What to work on:
List all the lines in these records that hold "INSIGHT".

Information provided:
********************

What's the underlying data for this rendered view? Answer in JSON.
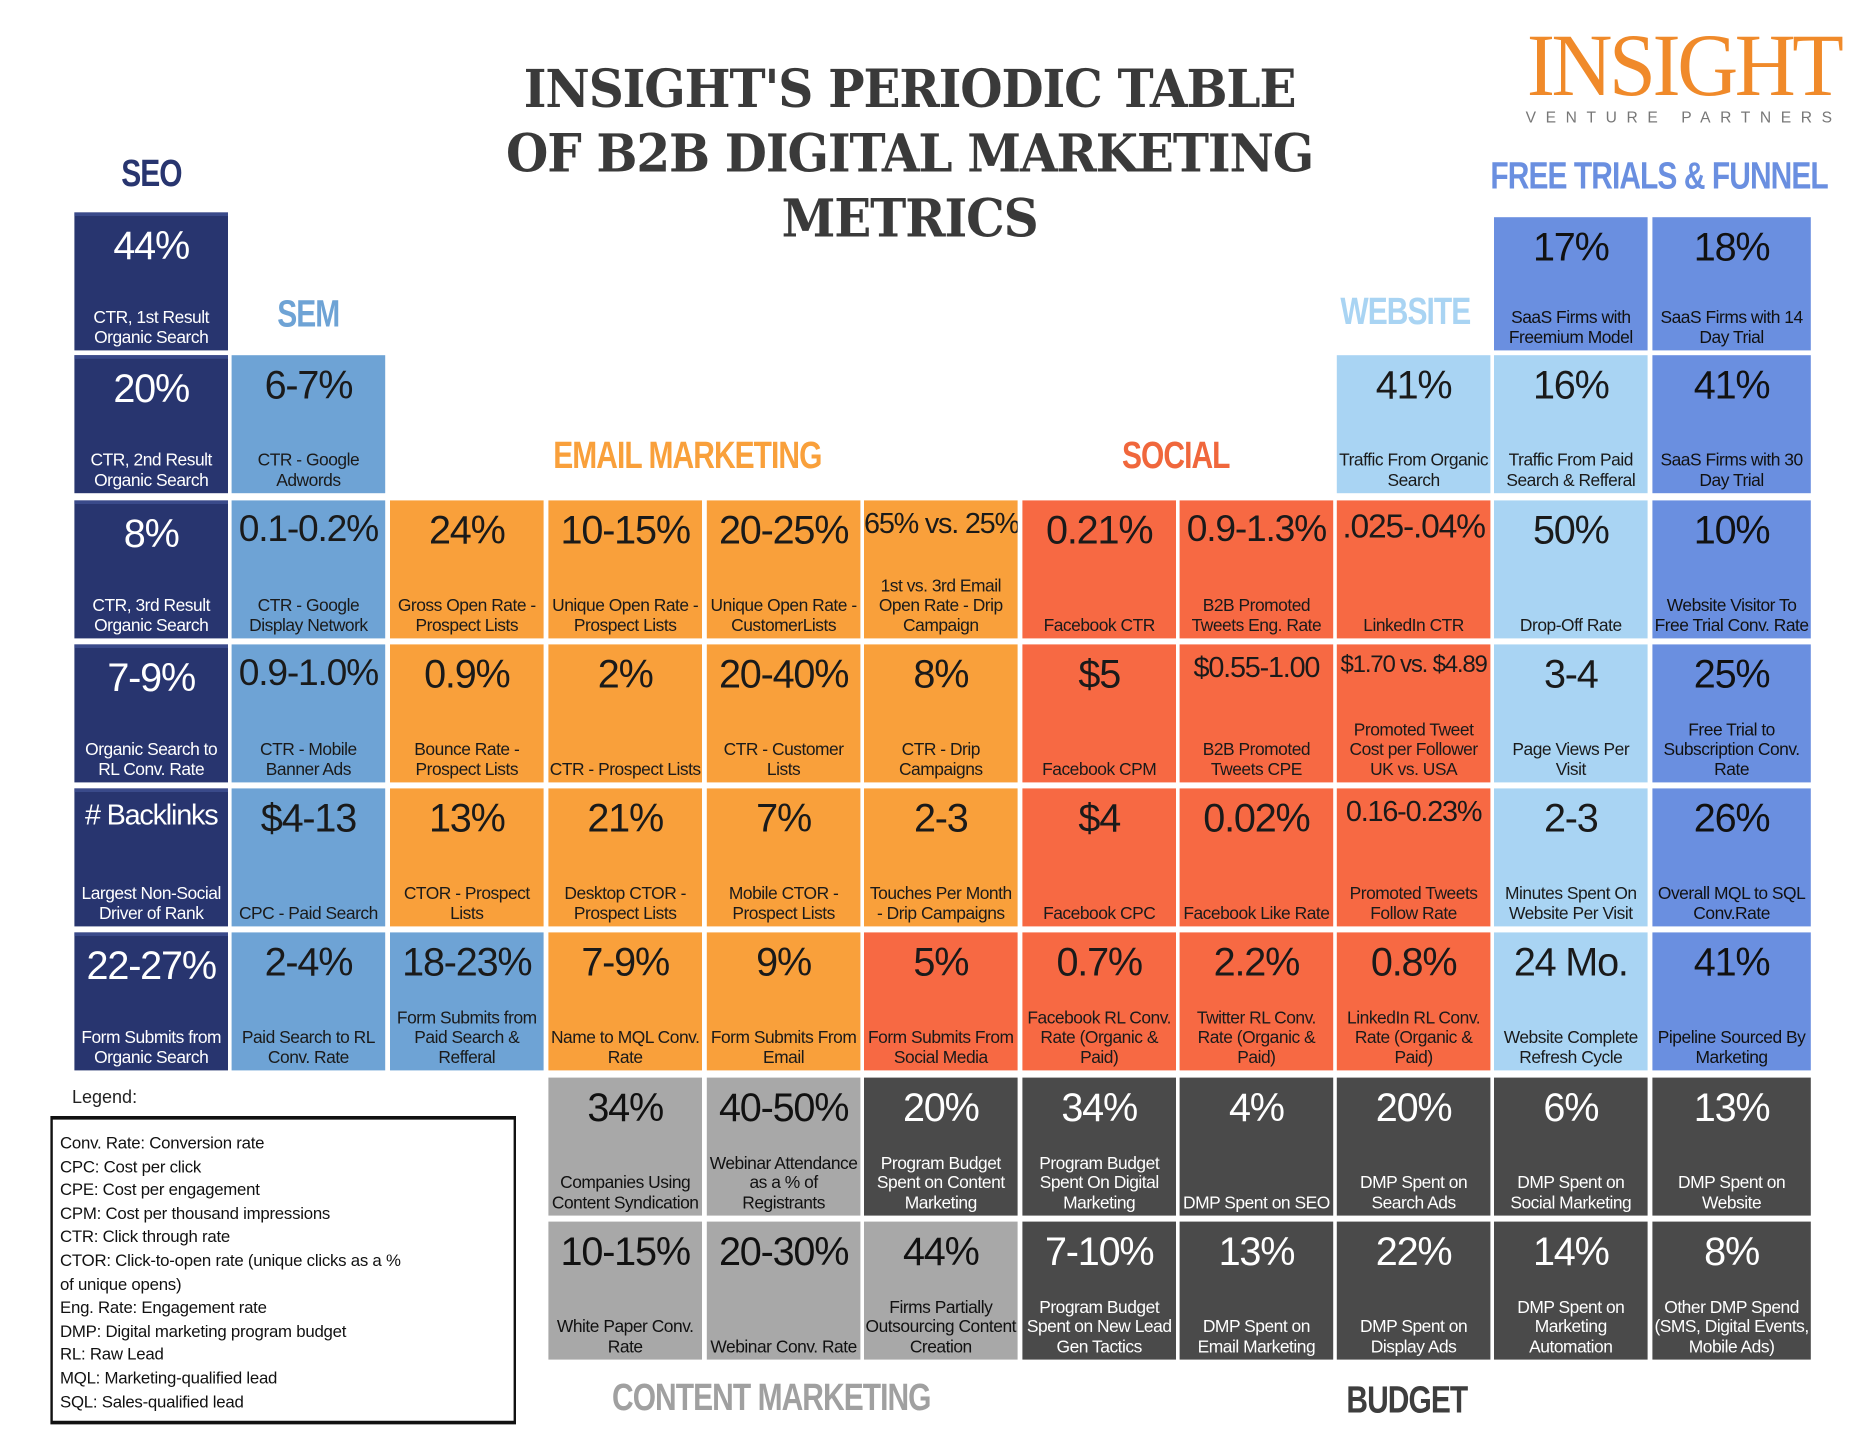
{
  "title": [
    "INSIGHT'S PERIODIC TABLE",
    "OF B2B DIGITAL MARKETING",
    "METRICS"
  ],
  "logo": {
    "main": "INSIGHT",
    "sub": "VENTURE PARTNERS",
    "color": "#f08a2a"
  },
  "sections": {
    "seo": {
      "label": "SEO",
      "color": "#28356f"
    },
    "sem": {
      "label": "SEM",
      "color": "#6ea3d5"
    },
    "email": {
      "label": "EMAIL MARKETING",
      "color": "#f9a03b"
    },
    "social": {
      "label": "SOCIAL",
      "color": "#f0673c"
    },
    "website": {
      "label": "WEBSITE",
      "color": "#a9d4f3"
    },
    "trials": {
      "label": "FREE TRIALS & FUNNEL",
      "color": "#6a8fe0"
    },
    "content": {
      "label": "CONTENT MARKETING",
      "color": "#a0a0a0"
    },
    "budget": {
      "label": "BUDGET",
      "color": "#3e3e3e"
    }
  },
  "tiles": [
    {
      "cat": "seo",
      "value": "44%",
      "label": "CTR, 1st Result Organic Search"
    },
    {
      "cat": "seo",
      "value": "20%",
      "label": "CTR, 2nd Result Organic Search"
    },
    {
      "cat": "seo",
      "value": "8%",
      "label": "CTR, 3rd Result Organic Search"
    },
    {
      "cat": "seo",
      "value": "7-9%",
      "label": "Organic Search to RL Conv. Rate"
    },
    {
      "cat": "seo",
      "value": "# Backlinks",
      "label": "Largest Non-Social Driver of Rank"
    },
    {
      "cat": "seo",
      "value": "22-27%",
      "label": "Form Submits from Organic Search"
    },
    {
      "cat": "sem",
      "value": "6-7%",
      "label": "CTR - Google Adwords"
    },
    {
      "cat": "sem",
      "value": "0.1-0.2%",
      "label": "CTR - Google Display Network"
    },
    {
      "cat": "sem",
      "value": "0.9-1.0%",
      "label": "CTR - Mobile Banner Ads"
    },
    {
      "cat": "sem",
      "value": "$4-13",
      "label": "CPC - Paid Search"
    },
    {
      "cat": "sem",
      "value": "2-4%",
      "label": "Paid Search to RL Conv. Rate"
    },
    {
      "cat": "email",
      "value": "24%",
      "label": "Gross Open Rate - Prospect Lists"
    },
    {
      "cat": "email",
      "value": "0.9%",
      "label": "Bounce Rate - Prospect Lists"
    },
    {
      "cat": "email",
      "value": "13%",
      "label": "CTOR - Prospect Lists"
    },
    {
      "cat": "sem",
      "value": "18-23%",
      "label": "Form Submits from Paid Search & Refferal"
    },
    {
      "cat": "email",
      "value": "10-15%",
      "label": "Unique Open Rate - Prospect Lists"
    },
    {
      "cat": "email",
      "value": "2%",
      "label": "CTR - Prospect Lists"
    },
    {
      "cat": "email",
      "value": "21%",
      "label": "Desktop CTOR - Prospect Lists"
    },
    {
      "cat": "email",
      "value": "7-9%",
      "label": "Name to MQL Conv. Rate"
    },
    {
      "cat": "email",
      "value": "20-25%",
      "label": "Unique Open Rate - CustomerLists"
    },
    {
      "cat": "email",
      "value": "20-40%",
      "label": "CTR - Customer Lists"
    },
    {
      "cat": "email",
      "value": "7%",
      "label": "Mobile CTOR - Prospect Lists"
    },
    {
      "cat": "email",
      "value": "9%",
      "label": "Form Submits From Email"
    },
    {
      "cat": "email",
      "value": "65% vs. 25%",
      "label": "1st vs. 3rd Email Open Rate - Drip Campaign"
    },
    {
      "cat": "email",
      "value": "8%",
      "label": "CTR - Drip Campaigns"
    },
    {
      "cat": "email",
      "value": "2-3",
      "label": "Touches Per Month - Drip Campaigns"
    },
    {
      "cat": "social",
      "value": "5%",
      "label": "Form Submits From Social Media"
    },
    {
      "cat": "social",
      "value": "0.21%",
      "label": "Facebook CTR"
    },
    {
      "cat": "social",
      "value": "$5",
      "label": "Facebook CPM"
    },
    {
      "cat": "social",
      "value": "$4",
      "label": "Facebook CPC"
    },
    {
      "cat": "social",
      "value": "0.7%",
      "label": "Facebook RL Conv. Rate (Organic & Paid)"
    },
    {
      "cat": "social",
      "value": "0.9-1.3%",
      "label": "B2B Promoted Tweets Eng. Rate"
    },
    {
      "cat": "social",
      "value": "$0.55-1.00",
      "label": "B2B Promoted Tweets CPE"
    },
    {
      "cat": "social",
      "value": "0.02%",
      "label": "Facebook Like Rate"
    },
    {
      "cat": "social",
      "value": "2.2%",
      "label": "Twitter RL Conv. Rate (Organic & Paid)"
    },
    {
      "cat": "website",
      "value": "41%",
      "label": "Traffic From Organic Search"
    },
    {
      "cat": "social",
      "value": ".025-.04%",
      "label": "LinkedIn CTR"
    },
    {
      "cat": "social",
      "value": "$1.70 vs. $4.89",
      "label": "Promoted Tweet Cost per Follower UK vs. USA"
    },
    {
      "cat": "social",
      "value": "0.16-0.23%",
      "label": "Promoted Tweets Follow Rate"
    },
    {
      "cat": "social",
      "value": "0.8%",
      "label": "LinkedIn RL Conv. Rate (Organic & Paid)"
    },
    {
      "cat": "trials",
      "value": "17%",
      "label": "SaaS Firms with Freemium Model"
    },
    {
      "cat": "website",
      "value": "16%",
      "label": "Traffic From Paid Search & Refferal"
    },
    {
      "cat": "website",
      "value": "50%",
      "label": "Drop-Off Rate"
    },
    {
      "cat": "website",
      "value": "3-4",
      "label": "Page Views Per Visit"
    },
    {
      "cat": "website",
      "value": "2-3",
      "label": "Minutes Spent On Website Per Visit"
    },
    {
      "cat": "website",
      "value": "24 Mo.",
      "label": "Website Complete Refresh Cycle"
    },
    {
      "cat": "trials",
      "value": "18%",
      "label": "SaaS Firms with 14 Day Trial"
    },
    {
      "cat": "trials",
      "value": "41%",
      "label": "SaaS Firms with 30 Day Trial"
    },
    {
      "cat": "trials",
      "value": "10%",
      "label": "Website Visitor To Free Trial Conv. Rate"
    },
    {
      "cat": "trials",
      "value": "25%",
      "label": "Free Trial to Subscription Conv. Rate"
    },
    {
      "cat": "trials",
      "value": "26%",
      "label": "Overall MQL to SQL Conv.Rate"
    },
    {
      "cat": "trials",
      "value": "41%",
      "label": "Pipeline Sourced By Marketing"
    },
    {
      "cat": "content",
      "value": "34%",
      "label": "Companies Using Content Syndication"
    },
    {
      "cat": "content",
      "value": "40-50%",
      "label": "Webinar Attendance as a % of Registrants"
    },
    {
      "cat": "budget",
      "value": "20%",
      "label": "Program Budget Spent on Content Marketing"
    },
    {
      "cat": "budget",
      "value": "34%",
      "label": "Program Budget Spent On Digital Marketing"
    },
    {
      "cat": "budget",
      "value": "4%",
      "label": "DMP Spent on SEO"
    },
    {
      "cat": "budget",
      "value": "20%",
      "label": "DMP Spent on Search Ads"
    },
    {
      "cat": "budget",
      "value": "6%",
      "label": "DMP Spent on Social Marketing"
    },
    {
      "cat": "budget",
      "value": "13%",
      "label": "DMP Spent on Website"
    },
    {
      "cat": "content",
      "value": "10-15%",
      "label": "White Paper Conv. Rate"
    },
    {
      "cat": "content",
      "value": "20-30%",
      "label": "Webinar Conv. Rate"
    },
    {
      "cat": "content",
      "value": "44%",
      "label": "Firms Partially Outsourcing Content Creation"
    },
    {
      "cat": "budget",
      "value": "7-10%",
      "label": "Program Budget Spent on New Lead Gen Tactics"
    },
    {
      "cat": "budget",
      "value": "13%",
      "label": "DMP Spent on Email Marketing"
    },
    {
      "cat": "budget",
      "value": "22%",
      "label": "DMP Spent on Display Ads"
    },
    {
      "cat": "budget",
      "value": "14%",
      "label": "DMP Spent on Marketing Automation"
    },
    {
      "cat": "budget",
      "value": "8%",
      "label": "Other DMP Spend (SMS, Digital Events, Mobile Ads)"
    }
  ],
  "legend": {
    "title": "Legend:",
    "items": [
      "Conv. Rate: Conversion rate",
      "CPC: Cost per click",
      "CPE: Cost per engagement",
      "CPM: Cost per thousand impressions",
      "CTR: Click through rate",
      "CTOR: Click-to-open rate (unique clicks as a %",
      "of unique opens)",
      "Eng. Rate: Engagement rate",
      "DMP: Digital marketing program budget",
      "RL: Raw Lead",
      "MQL: Marketing-qualified lead",
      "SQL: Sales-qualified lead"
    ]
  }
}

********************

Result of the exercise:
    "INSIGHT'S PERIODIC TABLE",
    "main": "INSIGHT",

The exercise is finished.